§ Data items:
** begin **

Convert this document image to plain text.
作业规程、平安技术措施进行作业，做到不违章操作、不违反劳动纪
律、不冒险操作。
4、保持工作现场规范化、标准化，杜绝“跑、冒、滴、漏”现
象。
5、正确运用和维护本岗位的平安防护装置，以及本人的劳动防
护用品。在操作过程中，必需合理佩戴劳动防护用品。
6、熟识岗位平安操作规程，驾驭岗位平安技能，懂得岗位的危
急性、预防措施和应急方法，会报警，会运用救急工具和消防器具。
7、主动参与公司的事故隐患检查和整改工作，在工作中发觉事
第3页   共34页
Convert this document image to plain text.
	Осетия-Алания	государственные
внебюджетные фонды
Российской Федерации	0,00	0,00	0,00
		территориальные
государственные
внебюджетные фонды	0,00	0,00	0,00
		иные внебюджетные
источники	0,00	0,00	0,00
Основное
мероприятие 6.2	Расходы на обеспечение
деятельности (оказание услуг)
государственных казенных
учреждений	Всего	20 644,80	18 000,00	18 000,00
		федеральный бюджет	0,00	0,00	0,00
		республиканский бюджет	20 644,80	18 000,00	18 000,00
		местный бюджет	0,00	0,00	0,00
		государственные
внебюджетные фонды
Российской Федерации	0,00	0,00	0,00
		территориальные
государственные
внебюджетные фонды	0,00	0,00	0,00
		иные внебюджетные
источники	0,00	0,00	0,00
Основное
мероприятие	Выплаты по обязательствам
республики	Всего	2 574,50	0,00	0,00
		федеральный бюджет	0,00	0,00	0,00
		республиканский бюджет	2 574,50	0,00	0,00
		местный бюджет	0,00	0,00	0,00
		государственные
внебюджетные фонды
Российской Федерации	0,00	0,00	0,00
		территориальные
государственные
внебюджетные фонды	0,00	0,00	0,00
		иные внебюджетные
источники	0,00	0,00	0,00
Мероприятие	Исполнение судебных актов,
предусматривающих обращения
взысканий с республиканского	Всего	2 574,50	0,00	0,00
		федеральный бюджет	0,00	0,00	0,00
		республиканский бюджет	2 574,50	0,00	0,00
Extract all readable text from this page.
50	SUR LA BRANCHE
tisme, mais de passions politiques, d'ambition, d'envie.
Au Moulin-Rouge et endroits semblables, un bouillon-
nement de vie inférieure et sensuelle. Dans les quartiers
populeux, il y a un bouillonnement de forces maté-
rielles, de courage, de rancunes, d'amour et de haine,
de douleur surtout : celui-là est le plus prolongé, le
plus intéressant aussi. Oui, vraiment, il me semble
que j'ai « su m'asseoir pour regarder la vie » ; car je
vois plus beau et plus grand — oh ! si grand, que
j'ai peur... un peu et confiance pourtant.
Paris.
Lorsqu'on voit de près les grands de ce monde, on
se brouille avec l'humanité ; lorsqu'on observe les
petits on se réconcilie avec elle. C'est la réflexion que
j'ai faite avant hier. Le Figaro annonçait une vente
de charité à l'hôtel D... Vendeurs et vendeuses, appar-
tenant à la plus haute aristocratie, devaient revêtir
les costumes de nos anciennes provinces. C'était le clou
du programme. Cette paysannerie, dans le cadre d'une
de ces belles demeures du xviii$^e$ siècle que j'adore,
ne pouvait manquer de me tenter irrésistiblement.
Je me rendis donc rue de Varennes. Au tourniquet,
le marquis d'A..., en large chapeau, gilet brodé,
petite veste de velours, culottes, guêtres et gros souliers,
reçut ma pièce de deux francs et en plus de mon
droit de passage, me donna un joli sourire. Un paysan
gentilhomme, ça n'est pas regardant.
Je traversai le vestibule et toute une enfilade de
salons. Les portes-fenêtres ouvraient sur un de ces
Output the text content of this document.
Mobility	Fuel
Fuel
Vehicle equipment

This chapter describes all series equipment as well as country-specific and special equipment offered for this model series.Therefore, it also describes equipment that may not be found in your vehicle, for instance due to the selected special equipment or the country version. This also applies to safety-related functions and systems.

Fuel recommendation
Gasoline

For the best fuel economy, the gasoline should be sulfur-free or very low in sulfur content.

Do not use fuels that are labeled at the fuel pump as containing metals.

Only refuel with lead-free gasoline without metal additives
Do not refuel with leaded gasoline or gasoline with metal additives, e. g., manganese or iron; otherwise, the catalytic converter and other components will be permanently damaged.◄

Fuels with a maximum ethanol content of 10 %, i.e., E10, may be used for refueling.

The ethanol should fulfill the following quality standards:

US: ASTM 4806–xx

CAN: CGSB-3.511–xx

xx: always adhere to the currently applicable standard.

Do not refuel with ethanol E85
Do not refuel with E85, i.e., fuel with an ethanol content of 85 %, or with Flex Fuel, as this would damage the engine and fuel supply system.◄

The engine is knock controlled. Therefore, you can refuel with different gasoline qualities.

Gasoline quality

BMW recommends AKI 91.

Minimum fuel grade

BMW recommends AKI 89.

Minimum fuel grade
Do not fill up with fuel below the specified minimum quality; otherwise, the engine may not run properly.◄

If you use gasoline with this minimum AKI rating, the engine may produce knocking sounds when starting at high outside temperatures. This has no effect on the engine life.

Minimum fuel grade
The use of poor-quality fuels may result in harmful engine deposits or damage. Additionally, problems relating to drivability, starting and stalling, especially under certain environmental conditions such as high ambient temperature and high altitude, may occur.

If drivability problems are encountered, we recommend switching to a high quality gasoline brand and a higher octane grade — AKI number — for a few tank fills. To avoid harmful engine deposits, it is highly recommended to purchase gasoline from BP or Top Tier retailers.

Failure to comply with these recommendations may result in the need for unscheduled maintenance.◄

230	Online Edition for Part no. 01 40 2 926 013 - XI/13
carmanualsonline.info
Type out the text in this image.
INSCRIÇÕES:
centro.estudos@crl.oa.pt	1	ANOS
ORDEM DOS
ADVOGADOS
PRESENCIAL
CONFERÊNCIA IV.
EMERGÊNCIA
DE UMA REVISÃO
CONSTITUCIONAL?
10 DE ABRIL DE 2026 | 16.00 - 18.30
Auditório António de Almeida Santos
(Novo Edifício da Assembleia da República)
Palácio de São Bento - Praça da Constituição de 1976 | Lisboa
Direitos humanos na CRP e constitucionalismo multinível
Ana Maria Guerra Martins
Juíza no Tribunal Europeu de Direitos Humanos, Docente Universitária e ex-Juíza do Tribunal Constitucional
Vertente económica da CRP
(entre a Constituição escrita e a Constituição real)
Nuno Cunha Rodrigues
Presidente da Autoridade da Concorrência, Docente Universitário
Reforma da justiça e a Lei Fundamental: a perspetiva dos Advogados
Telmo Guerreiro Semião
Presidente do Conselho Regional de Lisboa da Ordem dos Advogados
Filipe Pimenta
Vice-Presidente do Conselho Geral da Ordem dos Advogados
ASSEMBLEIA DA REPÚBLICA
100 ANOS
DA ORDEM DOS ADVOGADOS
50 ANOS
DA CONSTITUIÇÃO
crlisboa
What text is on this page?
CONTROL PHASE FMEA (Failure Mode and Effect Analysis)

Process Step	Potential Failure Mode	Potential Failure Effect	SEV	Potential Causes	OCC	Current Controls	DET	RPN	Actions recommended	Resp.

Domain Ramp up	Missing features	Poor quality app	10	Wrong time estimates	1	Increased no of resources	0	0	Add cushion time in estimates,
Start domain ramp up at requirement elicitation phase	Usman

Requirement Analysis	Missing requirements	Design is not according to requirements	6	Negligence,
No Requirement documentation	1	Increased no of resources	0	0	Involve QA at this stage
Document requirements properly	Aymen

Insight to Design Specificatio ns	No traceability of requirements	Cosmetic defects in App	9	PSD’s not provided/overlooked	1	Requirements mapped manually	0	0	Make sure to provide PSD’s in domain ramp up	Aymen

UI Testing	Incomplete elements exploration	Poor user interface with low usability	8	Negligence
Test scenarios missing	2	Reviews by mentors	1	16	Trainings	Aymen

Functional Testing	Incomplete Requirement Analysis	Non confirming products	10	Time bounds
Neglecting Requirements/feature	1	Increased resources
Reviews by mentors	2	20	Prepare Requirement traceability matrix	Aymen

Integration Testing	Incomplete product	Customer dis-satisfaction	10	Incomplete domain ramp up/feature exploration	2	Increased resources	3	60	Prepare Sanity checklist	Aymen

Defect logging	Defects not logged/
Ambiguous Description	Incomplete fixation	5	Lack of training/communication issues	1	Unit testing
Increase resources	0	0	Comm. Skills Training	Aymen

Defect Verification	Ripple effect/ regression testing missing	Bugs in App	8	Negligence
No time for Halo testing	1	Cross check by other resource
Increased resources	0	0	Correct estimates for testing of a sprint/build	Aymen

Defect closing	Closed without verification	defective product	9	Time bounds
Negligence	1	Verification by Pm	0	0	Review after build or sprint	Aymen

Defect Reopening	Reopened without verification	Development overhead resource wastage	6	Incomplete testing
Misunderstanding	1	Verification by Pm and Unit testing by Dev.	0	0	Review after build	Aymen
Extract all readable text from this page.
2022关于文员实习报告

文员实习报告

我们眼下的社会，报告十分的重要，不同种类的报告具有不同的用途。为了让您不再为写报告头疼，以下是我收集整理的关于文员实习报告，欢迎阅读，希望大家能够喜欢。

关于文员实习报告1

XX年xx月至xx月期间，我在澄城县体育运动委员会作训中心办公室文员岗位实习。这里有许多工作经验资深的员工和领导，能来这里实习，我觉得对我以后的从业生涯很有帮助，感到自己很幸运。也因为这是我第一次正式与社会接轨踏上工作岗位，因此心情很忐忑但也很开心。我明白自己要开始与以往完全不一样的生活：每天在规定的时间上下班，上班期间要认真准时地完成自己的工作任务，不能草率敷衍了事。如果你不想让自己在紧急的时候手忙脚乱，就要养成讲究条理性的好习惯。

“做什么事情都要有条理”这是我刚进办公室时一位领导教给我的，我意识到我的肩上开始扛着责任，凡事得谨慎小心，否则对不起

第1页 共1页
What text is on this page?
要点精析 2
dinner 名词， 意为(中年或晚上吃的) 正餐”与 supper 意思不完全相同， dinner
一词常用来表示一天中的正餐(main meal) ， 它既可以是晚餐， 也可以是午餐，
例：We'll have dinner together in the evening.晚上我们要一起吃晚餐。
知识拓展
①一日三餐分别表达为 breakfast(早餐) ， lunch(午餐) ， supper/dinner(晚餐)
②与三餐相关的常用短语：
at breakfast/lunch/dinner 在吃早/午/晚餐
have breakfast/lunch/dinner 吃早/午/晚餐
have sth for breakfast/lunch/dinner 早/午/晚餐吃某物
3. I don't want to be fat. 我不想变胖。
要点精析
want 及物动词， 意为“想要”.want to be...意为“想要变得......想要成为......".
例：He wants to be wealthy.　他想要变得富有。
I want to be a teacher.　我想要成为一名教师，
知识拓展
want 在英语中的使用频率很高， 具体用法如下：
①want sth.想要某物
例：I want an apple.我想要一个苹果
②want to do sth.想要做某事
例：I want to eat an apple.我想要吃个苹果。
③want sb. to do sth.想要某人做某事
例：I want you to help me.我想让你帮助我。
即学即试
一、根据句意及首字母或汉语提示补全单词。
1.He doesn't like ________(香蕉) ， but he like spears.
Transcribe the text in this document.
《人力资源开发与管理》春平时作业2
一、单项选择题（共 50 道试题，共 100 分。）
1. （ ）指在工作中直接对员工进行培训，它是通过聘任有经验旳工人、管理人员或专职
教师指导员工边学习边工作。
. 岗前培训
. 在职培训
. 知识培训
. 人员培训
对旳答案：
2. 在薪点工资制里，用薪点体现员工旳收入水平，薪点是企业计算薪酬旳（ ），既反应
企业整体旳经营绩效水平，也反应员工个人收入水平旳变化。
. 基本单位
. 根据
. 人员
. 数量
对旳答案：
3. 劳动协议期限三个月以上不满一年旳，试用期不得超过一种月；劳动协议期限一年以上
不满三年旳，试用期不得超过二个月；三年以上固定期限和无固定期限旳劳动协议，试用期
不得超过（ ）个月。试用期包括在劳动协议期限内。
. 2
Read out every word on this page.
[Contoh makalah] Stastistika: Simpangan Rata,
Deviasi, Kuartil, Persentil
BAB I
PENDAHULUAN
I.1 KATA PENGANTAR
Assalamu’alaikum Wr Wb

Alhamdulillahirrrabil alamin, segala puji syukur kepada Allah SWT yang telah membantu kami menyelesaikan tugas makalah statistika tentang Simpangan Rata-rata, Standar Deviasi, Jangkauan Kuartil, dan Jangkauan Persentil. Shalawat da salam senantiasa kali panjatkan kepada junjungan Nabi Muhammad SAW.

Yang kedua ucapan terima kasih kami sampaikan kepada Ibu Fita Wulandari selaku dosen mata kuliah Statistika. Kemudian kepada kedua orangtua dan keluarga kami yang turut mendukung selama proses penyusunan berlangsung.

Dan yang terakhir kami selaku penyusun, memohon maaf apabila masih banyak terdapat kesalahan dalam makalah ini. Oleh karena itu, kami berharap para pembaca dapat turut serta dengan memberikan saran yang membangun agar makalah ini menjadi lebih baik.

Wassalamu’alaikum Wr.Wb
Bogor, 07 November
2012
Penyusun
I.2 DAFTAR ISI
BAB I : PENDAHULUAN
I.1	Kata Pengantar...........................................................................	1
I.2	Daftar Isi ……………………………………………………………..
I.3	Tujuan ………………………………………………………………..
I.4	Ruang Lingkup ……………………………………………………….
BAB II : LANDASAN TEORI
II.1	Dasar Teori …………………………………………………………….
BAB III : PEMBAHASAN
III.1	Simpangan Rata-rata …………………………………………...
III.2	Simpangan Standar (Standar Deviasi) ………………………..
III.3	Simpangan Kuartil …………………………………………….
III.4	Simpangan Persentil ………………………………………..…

** end **

§ Task to carry out:
Count the lines above that contain the word "should". Give only the number.

§ Output of the task:
2